## THE REQUEST
Show all lines that include the string "JSON"; copy each one.
--
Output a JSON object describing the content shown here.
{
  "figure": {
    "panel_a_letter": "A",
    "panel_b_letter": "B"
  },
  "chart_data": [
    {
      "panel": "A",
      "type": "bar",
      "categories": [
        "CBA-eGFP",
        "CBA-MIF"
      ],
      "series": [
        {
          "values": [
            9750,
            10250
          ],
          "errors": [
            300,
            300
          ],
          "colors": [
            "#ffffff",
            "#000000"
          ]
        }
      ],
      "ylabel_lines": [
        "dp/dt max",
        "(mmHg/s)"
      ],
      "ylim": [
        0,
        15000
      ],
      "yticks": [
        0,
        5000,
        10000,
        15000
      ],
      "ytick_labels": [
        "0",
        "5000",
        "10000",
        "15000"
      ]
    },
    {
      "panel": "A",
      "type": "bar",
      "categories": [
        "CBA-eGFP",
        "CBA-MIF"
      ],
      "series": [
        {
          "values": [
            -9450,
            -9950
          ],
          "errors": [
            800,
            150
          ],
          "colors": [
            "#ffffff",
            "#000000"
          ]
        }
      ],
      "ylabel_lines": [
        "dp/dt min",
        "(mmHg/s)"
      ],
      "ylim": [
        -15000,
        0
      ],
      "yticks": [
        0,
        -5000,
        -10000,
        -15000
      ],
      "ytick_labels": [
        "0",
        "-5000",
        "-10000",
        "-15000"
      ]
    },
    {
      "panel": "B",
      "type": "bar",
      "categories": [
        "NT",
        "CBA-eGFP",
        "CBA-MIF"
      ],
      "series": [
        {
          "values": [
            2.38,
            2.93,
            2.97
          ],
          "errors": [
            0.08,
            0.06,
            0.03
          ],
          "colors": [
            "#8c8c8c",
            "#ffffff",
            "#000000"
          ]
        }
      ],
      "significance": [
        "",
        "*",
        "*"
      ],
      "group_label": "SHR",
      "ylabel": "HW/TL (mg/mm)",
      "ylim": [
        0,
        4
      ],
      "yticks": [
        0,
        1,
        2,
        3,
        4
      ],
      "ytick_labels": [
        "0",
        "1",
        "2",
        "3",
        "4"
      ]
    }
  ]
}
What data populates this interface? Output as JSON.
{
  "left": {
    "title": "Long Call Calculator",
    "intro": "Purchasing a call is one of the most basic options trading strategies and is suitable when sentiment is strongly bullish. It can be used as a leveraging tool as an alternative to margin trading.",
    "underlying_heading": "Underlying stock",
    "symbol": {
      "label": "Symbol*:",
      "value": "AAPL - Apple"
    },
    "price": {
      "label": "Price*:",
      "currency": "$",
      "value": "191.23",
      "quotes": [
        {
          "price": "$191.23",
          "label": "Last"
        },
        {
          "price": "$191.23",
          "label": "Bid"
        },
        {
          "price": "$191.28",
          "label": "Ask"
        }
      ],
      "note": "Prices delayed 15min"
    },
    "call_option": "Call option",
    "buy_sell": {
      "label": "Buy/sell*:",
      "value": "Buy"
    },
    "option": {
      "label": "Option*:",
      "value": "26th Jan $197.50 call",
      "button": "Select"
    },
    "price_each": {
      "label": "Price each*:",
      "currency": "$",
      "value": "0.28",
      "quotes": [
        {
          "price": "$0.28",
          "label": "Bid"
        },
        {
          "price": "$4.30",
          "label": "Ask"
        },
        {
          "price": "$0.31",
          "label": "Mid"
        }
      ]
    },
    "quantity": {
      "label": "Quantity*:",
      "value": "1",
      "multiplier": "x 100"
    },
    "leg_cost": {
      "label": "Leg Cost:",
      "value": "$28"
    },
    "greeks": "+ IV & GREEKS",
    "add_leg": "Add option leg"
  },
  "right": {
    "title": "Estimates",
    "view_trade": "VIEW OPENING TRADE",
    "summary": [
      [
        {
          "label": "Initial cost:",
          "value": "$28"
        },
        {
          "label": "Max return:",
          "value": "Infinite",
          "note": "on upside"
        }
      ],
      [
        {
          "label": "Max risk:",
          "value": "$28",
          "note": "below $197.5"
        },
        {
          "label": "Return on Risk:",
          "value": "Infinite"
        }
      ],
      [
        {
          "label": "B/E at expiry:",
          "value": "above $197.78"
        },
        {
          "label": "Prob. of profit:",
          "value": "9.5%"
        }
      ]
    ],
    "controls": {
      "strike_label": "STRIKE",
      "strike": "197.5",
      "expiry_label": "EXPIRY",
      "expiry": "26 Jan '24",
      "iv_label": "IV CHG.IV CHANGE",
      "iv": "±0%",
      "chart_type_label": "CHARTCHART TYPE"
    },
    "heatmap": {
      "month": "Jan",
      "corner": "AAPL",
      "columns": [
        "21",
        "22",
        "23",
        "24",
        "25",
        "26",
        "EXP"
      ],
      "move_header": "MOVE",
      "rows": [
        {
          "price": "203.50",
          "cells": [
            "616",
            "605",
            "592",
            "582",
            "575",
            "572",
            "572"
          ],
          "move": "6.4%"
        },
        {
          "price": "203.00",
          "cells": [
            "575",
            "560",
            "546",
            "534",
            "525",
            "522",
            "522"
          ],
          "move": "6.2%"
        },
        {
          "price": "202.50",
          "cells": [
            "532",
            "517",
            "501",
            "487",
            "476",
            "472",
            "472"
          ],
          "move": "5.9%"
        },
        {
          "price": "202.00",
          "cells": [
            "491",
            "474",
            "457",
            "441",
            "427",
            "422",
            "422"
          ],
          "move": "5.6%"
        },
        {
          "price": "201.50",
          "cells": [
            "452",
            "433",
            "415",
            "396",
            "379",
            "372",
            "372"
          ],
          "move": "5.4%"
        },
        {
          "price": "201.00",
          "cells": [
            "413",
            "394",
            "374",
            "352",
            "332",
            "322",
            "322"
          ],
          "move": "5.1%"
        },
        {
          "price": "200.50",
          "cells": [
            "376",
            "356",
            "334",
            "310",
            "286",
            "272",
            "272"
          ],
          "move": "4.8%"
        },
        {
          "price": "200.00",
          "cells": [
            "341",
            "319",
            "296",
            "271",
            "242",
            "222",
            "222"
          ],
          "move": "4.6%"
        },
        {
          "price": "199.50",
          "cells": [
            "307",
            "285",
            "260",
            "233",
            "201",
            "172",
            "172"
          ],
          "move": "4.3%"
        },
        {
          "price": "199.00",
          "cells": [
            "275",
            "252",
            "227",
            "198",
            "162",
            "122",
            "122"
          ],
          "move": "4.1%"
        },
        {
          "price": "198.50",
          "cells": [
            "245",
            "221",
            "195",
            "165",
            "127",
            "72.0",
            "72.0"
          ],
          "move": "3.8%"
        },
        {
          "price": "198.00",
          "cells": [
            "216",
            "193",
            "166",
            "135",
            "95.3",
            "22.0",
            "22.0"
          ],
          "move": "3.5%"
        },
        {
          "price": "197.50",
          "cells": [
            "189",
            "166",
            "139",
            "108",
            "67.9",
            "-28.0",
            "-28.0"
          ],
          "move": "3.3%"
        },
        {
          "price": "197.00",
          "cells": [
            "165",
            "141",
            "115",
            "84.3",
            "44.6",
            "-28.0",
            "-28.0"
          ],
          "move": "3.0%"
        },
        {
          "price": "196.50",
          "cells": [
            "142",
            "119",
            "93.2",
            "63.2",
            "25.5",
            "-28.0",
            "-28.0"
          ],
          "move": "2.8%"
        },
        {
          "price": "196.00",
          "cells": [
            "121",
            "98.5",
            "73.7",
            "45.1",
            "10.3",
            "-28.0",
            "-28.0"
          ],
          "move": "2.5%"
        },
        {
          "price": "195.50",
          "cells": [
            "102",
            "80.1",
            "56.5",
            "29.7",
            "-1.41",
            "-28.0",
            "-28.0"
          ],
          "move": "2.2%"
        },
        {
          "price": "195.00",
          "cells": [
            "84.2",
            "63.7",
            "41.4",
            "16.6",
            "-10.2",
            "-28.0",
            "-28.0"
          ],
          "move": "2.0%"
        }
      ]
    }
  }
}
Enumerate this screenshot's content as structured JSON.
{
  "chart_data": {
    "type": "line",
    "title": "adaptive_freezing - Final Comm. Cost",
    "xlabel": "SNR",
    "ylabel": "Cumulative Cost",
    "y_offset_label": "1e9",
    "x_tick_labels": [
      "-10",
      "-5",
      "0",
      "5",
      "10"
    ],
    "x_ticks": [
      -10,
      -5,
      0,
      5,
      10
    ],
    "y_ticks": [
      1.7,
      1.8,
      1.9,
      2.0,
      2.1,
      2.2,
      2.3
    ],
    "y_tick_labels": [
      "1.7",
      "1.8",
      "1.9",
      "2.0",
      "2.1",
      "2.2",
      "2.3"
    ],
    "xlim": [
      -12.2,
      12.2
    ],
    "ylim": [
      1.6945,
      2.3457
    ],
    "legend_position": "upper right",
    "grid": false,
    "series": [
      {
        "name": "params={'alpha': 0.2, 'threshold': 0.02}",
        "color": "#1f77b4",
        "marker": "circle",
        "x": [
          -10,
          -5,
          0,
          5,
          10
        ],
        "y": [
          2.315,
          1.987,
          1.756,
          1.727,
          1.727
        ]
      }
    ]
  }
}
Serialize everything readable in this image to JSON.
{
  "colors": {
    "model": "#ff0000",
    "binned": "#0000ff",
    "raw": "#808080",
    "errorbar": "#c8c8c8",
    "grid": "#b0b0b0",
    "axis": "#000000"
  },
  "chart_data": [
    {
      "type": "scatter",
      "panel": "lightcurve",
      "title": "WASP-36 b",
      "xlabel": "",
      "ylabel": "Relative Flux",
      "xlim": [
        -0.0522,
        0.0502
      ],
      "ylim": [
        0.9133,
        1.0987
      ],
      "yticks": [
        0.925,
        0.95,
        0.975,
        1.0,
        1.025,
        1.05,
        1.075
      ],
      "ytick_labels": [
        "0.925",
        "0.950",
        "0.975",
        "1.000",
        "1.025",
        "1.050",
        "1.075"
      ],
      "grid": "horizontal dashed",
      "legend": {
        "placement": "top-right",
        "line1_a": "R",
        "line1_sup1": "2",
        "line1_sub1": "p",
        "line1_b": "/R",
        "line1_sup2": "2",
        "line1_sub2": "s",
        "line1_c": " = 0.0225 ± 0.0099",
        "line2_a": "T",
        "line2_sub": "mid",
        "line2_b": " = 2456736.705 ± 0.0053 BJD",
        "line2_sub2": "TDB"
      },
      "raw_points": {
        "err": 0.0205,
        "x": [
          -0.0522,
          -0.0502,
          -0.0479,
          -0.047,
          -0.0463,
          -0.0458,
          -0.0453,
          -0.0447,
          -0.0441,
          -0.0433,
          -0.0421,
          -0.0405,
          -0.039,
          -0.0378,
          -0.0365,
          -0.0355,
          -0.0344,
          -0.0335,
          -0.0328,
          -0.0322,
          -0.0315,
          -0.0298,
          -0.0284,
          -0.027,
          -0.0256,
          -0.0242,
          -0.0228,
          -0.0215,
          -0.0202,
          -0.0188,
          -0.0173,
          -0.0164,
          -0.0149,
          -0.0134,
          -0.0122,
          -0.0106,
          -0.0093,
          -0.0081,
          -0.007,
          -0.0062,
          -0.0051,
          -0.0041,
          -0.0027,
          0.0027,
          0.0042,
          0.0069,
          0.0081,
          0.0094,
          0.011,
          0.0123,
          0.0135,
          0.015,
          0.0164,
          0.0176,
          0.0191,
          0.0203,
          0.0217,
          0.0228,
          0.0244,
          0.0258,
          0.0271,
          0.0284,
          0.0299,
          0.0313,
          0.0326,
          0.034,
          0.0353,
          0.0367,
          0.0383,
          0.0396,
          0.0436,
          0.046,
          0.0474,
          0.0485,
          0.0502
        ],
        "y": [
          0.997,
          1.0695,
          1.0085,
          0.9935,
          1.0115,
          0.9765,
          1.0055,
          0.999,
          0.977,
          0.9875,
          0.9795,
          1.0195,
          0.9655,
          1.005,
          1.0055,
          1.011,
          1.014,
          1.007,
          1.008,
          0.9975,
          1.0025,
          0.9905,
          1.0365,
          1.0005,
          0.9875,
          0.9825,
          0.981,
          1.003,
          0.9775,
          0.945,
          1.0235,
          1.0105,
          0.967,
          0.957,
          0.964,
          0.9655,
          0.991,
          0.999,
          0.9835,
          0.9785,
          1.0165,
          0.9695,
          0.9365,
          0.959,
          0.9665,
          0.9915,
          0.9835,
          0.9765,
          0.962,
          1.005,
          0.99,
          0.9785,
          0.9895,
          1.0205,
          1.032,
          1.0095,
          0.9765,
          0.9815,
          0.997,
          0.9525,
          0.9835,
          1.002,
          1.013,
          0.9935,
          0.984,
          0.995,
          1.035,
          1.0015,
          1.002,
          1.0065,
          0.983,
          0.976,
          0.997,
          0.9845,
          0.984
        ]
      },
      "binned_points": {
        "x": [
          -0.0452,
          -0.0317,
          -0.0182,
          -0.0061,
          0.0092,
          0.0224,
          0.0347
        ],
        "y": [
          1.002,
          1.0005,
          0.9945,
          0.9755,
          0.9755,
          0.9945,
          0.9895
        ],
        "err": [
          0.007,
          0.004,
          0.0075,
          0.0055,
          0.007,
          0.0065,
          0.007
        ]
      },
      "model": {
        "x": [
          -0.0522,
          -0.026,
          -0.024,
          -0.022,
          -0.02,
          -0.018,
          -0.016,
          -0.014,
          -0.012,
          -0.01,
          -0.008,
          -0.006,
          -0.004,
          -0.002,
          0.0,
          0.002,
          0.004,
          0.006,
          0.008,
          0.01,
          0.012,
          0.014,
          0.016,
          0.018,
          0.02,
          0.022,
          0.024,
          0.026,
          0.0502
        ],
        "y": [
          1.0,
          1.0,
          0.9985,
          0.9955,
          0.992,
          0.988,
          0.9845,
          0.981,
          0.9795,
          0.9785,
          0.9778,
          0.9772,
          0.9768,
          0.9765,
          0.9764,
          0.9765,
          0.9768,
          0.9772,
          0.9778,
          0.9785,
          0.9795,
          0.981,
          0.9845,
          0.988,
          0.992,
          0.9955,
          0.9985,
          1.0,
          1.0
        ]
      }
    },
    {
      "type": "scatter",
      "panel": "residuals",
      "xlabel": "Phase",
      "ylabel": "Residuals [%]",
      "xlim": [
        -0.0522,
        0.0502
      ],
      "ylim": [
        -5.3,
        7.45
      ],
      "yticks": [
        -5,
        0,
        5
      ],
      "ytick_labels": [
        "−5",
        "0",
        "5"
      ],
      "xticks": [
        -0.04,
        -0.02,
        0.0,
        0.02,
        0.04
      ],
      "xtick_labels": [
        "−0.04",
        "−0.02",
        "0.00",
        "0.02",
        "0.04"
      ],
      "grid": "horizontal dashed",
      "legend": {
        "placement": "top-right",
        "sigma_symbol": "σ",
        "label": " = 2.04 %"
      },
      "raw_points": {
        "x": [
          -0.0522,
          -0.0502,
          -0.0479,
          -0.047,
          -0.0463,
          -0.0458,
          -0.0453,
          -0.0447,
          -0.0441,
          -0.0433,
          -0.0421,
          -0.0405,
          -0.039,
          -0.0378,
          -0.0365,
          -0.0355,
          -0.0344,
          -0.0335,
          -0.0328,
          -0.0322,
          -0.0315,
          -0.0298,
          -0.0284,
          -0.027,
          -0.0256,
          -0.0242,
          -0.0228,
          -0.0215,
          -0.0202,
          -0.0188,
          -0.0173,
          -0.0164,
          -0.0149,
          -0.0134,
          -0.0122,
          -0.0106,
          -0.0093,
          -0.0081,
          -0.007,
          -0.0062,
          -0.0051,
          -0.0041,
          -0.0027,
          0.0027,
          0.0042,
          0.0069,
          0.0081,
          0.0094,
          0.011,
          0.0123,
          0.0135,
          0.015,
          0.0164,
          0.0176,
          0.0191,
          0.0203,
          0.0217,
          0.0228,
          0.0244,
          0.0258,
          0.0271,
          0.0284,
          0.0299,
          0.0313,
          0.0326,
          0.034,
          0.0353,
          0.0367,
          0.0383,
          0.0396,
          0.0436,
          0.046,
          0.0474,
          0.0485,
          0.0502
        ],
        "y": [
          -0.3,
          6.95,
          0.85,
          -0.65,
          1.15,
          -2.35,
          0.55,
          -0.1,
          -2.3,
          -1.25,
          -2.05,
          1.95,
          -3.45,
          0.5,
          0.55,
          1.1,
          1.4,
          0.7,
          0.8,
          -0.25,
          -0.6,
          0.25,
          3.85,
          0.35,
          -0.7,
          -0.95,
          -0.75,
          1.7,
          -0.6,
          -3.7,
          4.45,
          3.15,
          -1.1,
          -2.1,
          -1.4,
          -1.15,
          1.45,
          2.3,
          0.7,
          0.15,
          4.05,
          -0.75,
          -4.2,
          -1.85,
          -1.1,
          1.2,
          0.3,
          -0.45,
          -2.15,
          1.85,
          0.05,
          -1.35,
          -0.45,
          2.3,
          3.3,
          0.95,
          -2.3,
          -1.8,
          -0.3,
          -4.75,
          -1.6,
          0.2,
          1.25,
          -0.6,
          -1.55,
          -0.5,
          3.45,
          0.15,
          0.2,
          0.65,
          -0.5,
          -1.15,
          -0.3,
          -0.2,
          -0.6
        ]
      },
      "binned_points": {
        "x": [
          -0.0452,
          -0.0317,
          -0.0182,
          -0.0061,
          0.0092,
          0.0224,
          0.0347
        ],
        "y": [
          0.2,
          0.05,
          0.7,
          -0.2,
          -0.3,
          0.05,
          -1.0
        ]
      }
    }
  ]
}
--
## EXERCISE RESULT
Output a JSON object describing the content shown here.
What data populates this interface? Output as JSON.
Enumerate this screenshot's content as structured JSON.
Serialize everything readable in this image to JSON.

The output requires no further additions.